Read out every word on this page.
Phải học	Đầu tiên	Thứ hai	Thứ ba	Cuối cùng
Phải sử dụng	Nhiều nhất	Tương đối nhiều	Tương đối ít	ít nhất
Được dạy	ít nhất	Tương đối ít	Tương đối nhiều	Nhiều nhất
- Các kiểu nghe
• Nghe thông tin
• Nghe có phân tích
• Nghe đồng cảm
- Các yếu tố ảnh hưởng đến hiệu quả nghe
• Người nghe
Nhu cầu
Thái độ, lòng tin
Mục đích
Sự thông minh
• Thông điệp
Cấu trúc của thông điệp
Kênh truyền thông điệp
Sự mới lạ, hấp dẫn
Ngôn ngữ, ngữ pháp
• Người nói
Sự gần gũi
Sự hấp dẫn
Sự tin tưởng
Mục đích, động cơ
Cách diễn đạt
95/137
####
• TO DO
Transcribe each entry exactly.

• COMPLETED TASK
Read out every word on this page.
Phải học	Đầu tiên	Thứ hai	Thứ ba	Cuối cùng
Phải sử dụng	Nhiều nhất	Tương đối nhiều	Tương đối ít	ít nhất
Được dạy	ít nhất	Tương đối ít	Tương đối nhiều	Nhiều nhất
- Các kiểu nghe
• Nghe thông tin
• Nghe có phân tích
• Nghe đồng cảm
- Các yếu tố ảnh hưởng đến hiệu quả nghe
• Người nghe
Nhu cầu
Thái độ, lòng tin
Mục đích
Sự thông minh
• Thông điệp
Cấu trúc của thông điệp
Kênh truyền thông điệp
Sự mới lạ, hấp dẫn
Ngôn ngữ, ngữ pháp
• Người nói
Sự gần gũi
Sự hấp dẫn
Sự tin tưởng
Mục đích, động cơ
Cách diễn đạt
95/137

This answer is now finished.